§ Given problem
Rewrite the listing with every "ceiling-light" replaced by "overhead-lamp" and everything else unchanged. Leave out the pictures.

§ Exercise materials
- - -

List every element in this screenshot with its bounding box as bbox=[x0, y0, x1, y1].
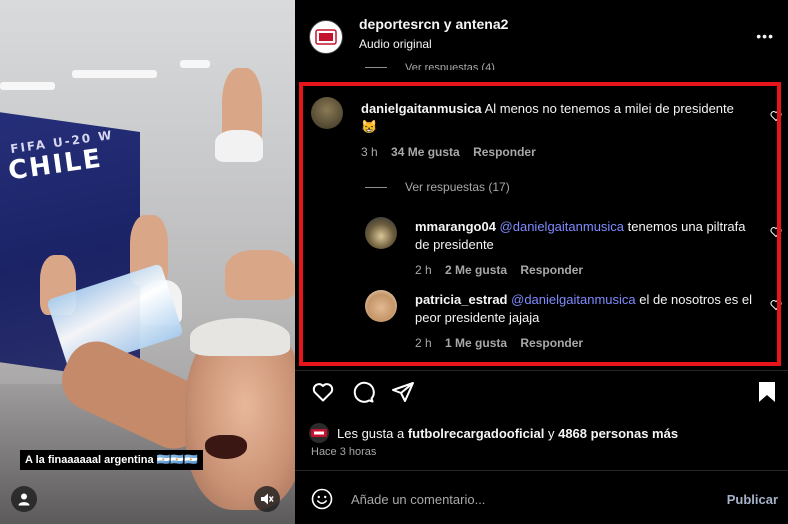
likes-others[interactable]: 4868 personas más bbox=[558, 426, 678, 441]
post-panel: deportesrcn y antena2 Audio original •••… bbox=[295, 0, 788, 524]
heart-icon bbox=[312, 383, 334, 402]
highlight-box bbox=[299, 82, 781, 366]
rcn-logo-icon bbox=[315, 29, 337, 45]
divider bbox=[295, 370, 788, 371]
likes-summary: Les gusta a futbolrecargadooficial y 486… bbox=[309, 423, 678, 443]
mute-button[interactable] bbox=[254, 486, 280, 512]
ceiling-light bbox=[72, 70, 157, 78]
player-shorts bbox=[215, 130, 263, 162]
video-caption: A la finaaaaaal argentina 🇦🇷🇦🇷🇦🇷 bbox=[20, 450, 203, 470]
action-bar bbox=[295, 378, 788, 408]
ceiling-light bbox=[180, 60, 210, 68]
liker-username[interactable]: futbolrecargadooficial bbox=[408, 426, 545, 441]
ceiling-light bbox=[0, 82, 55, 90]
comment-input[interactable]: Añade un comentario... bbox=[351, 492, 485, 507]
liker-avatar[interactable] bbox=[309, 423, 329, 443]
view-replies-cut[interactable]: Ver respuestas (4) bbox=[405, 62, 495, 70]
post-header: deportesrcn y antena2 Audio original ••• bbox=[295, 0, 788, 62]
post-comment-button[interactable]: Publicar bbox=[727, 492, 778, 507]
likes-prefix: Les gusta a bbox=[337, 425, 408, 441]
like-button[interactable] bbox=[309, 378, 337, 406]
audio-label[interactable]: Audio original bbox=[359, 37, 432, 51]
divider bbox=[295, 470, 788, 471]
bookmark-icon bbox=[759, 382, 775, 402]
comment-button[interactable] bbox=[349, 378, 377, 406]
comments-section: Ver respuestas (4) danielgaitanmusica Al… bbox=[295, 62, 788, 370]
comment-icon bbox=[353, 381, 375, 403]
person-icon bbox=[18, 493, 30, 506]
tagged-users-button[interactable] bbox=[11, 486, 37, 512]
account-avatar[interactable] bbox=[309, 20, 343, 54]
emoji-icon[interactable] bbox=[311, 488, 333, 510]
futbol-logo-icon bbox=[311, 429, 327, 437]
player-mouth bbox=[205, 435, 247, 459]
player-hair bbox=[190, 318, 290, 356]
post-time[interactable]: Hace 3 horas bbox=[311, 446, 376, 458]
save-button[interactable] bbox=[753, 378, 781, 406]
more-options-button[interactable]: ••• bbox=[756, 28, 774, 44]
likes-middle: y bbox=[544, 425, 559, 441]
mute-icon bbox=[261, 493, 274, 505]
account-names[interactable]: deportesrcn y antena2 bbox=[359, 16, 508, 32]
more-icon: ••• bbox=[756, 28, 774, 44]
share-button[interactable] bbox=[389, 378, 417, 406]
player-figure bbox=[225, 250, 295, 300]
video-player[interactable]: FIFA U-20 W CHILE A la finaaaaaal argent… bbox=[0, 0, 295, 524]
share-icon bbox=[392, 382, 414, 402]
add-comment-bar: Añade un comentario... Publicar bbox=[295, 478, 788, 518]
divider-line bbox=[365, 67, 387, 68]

- - -

§ The response
List every element in this screenshot with its bounding box as bbox=[x0, y0, x1, y1].
likes-others[interactable]: 4868 personas más bbox=[558, 426, 678, 441]
post-panel: deportesrcn y antena2 Audio original •••… bbox=[295, 0, 788, 524]
heart-icon bbox=[312, 383, 334, 402]
highlight-box bbox=[299, 82, 781, 366]
rcn-logo-icon bbox=[315, 29, 337, 45]
divider bbox=[295, 370, 788, 371]
likes-summary: Les gusta a futbolrecargadooficial y 486… bbox=[309, 423, 678, 443]
mute-button[interactable] bbox=[254, 486, 280, 512]
overhead-lamp bbox=[72, 70, 157, 78]
player-shorts bbox=[215, 130, 263, 162]
video-caption: A la finaaaaaal argentina 🇦🇷🇦🇷🇦🇷 bbox=[20, 450, 203, 470]
action-bar bbox=[295, 378, 788, 408]
overhead-lamp bbox=[180, 60, 210, 68]
liker-username[interactable]: futbolrecargadooficial bbox=[408, 426, 545, 441]
overhead-lamp bbox=[0, 82, 55, 90]
comment-input[interactable]: Añade un comentario... bbox=[351, 492, 485, 507]
liker-avatar[interactable] bbox=[309, 423, 329, 443]
view-replies-cut[interactable]: Ver respuestas (4) bbox=[405, 62, 495, 70]
post-header: deportesrcn y antena2 Audio original ••• bbox=[295, 0, 788, 62]
post-comment-button[interactable]: Publicar bbox=[727, 492, 778, 507]
likes-prefix: Les gusta a bbox=[337, 425, 408, 441]
like-button[interactable] bbox=[309, 378, 337, 406]
audio-label[interactable]: Audio original bbox=[359, 37, 432, 51]
divider bbox=[295, 470, 788, 471]
bookmark-icon bbox=[759, 382, 775, 402]
comment-button[interactable] bbox=[349, 378, 377, 406]
comments-section: Ver respuestas (4) danielgaitanmusica Al… bbox=[295, 62, 788, 370]
comment-icon bbox=[353, 381, 375, 403]
person-icon bbox=[18, 493, 30, 506]
tagged-users-button[interactable] bbox=[11, 486, 37, 512]
account-avatar[interactable] bbox=[309, 20, 343, 54]
emoji-icon[interactable] bbox=[311, 488, 333, 510]
futbol-logo-icon bbox=[311, 429, 327, 437]
player-mouth bbox=[205, 435, 247, 459]
player-hair bbox=[190, 318, 290, 356]
post-time[interactable]: Hace 3 horas bbox=[311, 446, 376, 458]
save-button[interactable] bbox=[753, 378, 781, 406]
more-options-button[interactable]: ••• bbox=[756, 28, 774, 44]
likes-middle: y bbox=[544, 425, 559, 441]
mute-icon bbox=[261, 493, 274, 505]
account-names[interactable]: deportesrcn y antena2 bbox=[359, 16, 508, 32]
more-icon: ••• bbox=[756, 28, 774, 44]
share-button[interactable] bbox=[389, 378, 417, 406]
player-figure bbox=[225, 250, 295, 300]
video-player[interactable]: FIFA U-20 W CHILE A la finaaaaaal argent… bbox=[0, 0, 295, 524]
share-icon bbox=[392, 382, 414, 402]
add-comment-bar: Añade un comentario... Publicar bbox=[295, 478, 788, 518]
divider-line bbox=[365, 67, 387, 68]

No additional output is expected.